DATASET>
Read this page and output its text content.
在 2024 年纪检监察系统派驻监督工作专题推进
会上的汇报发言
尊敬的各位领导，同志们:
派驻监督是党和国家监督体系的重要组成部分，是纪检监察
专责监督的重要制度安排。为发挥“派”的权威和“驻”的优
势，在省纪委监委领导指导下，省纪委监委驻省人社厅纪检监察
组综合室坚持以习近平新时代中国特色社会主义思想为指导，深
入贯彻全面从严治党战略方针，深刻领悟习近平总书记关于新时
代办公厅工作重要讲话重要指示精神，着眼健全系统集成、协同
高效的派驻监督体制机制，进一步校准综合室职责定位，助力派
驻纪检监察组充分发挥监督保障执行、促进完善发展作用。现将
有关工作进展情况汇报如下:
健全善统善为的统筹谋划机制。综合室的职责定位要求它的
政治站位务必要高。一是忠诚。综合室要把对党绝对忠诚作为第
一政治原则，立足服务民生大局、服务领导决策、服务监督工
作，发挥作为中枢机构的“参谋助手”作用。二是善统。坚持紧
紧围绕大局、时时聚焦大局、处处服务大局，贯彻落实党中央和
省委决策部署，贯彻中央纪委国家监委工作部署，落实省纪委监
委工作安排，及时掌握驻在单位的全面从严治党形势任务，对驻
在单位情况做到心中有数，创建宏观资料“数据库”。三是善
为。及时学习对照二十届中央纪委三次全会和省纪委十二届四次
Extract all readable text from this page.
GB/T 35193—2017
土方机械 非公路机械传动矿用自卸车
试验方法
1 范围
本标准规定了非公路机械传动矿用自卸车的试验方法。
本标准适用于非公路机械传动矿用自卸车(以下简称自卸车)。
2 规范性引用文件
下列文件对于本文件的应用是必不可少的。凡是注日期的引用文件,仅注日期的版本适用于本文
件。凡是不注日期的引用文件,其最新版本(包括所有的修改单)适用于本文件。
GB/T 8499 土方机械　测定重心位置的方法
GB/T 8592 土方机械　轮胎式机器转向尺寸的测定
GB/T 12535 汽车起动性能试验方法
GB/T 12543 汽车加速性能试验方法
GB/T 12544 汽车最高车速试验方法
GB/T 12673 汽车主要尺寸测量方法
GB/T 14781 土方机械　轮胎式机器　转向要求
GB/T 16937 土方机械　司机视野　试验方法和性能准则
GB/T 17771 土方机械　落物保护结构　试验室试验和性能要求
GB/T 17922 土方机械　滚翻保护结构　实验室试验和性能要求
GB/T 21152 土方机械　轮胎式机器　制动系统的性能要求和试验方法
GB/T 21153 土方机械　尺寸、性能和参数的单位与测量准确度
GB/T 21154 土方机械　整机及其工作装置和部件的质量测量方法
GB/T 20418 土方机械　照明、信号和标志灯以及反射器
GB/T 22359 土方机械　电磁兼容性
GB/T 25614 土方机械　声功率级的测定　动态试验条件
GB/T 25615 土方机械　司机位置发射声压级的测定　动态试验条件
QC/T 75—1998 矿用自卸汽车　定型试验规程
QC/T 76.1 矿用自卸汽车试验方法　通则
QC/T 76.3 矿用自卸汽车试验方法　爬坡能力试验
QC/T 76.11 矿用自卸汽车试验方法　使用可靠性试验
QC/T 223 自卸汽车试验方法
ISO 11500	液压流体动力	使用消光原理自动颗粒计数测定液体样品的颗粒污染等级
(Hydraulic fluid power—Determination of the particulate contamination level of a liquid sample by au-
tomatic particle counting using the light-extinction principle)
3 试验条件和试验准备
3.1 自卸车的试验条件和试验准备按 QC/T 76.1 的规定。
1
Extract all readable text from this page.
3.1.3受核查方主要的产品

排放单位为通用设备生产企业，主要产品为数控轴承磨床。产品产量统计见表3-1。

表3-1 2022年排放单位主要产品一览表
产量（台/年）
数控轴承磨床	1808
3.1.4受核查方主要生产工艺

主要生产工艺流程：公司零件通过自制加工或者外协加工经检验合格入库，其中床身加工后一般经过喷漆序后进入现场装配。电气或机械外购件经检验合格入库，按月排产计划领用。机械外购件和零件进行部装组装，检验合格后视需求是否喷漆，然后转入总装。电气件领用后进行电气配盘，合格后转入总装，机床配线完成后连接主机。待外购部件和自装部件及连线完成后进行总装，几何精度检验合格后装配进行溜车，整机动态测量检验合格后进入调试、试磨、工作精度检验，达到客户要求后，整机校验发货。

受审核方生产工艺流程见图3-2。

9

WRITTEN EXERCISE>
Using the data above, print every record exactly as shown.

FINAL RESULT>
Read this page and output its text content.
在 2024 年纪检监察系统派驻监督工作专题推进
会上的汇报发言
尊敬的各位领导，同志们:
派驻监督是党和国家监督体系的重要组成部分，是纪检监察
专责监督的重要制度安排。为发挥“派”的权威和“驻”的优
势，在省纪委监委领导指导下，省纪委监委驻省人社厅纪检监察
组综合室坚持以习近平新时代中国特色社会主义思想为指导，深
入贯彻全面从严治党战略方针，深刻领悟习近平总书记关于新时
代办公厅工作重要讲话重要指示精神，着眼健全系统集成、协同
高效的派驻监督体制机制，进一步校准综合室职责定位，助力派
驻纪检监察组充分发挥监督保障执行、促进完善发展作用。现将
有关工作进展情况汇报如下:
健全善统善为的统筹谋划机制。综合室的职责定位要求它的
政治站位务必要高。一是忠诚。综合室要把对党绝对忠诚作为第
一政治原则，立足服务民生大局、服务领导决策、服务监督工
作，发挥作为中枢机构的“参谋助手”作用。二是善统。坚持紧
紧围绕大局、时时聚焦大局、处处服务大局，贯彻落实党中央和
省委决策部署，贯彻中央纪委国家监委工作部署，落实省纪委监
委工作安排，及时掌握驻在单位的全面从严治党形势任务，对驻
在单位情况做到心中有数，创建宏观资料“数据库”。三是善
为。及时学习对照二十届中央纪委三次全会和省纪委十二届四次
Extract all readable text from this page.
GB/T 35193—2017
土方机械 非公路机械传动矿用自卸车
试验方法
1 范围
本标准规定了非公路机械传动矿用自卸车的试验方法。
本标准适用于非公路机械传动矿用自卸车(以下简称自卸车)。
2 规范性引用文件
下列文件对于本文件的应用是必不可少的。凡是注日期的引用文件,仅注日期的版本适用于本文
件。凡是不注日期的引用文件,其最新版本(包括所有的修改单)适用于本文件。
GB/T 8499 土方机械　测定重心位置的方法
GB/T 8592 土方机械　轮胎式机器转向尺寸的测定
GB/T 12535 汽车起动性能试验方法
GB/T 12543 汽车加速性能试验方法
GB/T 12544 汽车最高车速试验方法
GB/T 12673 汽车主要尺寸测量方法
GB/T 14781 土方机械　轮胎式机器　转向要求
GB/T 16937 土方机械　司机视野　试验方法和性能准则
GB/T 17771 土方机械　落物保护结构　试验室试验和性能要求
GB/T 17922 土方机械　滚翻保护结构　实验室试验和性能要求
GB/T 21152 土方机械　轮胎式机器　制动系统的性能要求和试验方法
GB/T 21153 土方机械　尺寸、性能和参数的单位与测量准确度
GB/T 21154 土方机械　整机及其工作装置和部件的质量测量方法
GB/T 20418 土方机械　照明、信号和标志灯以及反射器
GB/T 22359 土方机械　电磁兼容性
GB/T 25614 土方机械　声功率级的测定　动态试验条件
GB/T 25615 土方机械　司机位置发射声压级的测定　动态试验条件
QC/T 75—1998 矿用自卸汽车　定型试验规程
QC/T 76.1 矿用自卸汽车试验方法　通则
QC/T 76.3 矿用自卸汽车试验方法　爬坡能力试验
QC/T 76.11 矿用自卸汽车试验方法　使用可靠性试验
QC/T 223 自卸汽车试验方法
ISO 11500	液压流体动力	使用消光原理自动颗粒计数测定液体样品的颗粒污染等级
(Hydraulic fluid power—Determination of the particulate contamination level of a liquid sample by au-
tomatic particle counting using the light-extinction principle)
3 试验条件和试验准备
3.1 自卸车的试验条件和试验准备按 QC/T 76.1 的规定。
1
Extract all readable text from this page.
3.1.3受核查方主要的产品

排放单位为通用设备生产企业，主要产品为数控轴承磨床。产品产量统计见表3-1。

表3-1 2022年排放单位主要产品一览表
产量（台/年）
数控轴承磨床	1808
3.1.4受核查方主要生产工艺

主要生产工艺流程：公司零件通过自制加工或者外协加工经检验合格入库，其中床身加工后一般经过喷漆序后进入现场装配。电气或机械外购件经检验合格入库，按月排产计划领用。机械外购件和零件进行部装组装，检验合格后视需求是否喷漆，然后转入总装。电气件领用后进行电气配盘，合格后转入总装，机床配线完成后连接主机。待外购部件和自装部件及连线完成后进行总装，几何精度检验合格后装配进行溜车，整机动态测量检验合格后进入调试、试磨、工作精度检验，达到客户要求后，整机校验发货。

受审核方生产工艺流程见图3-2。

9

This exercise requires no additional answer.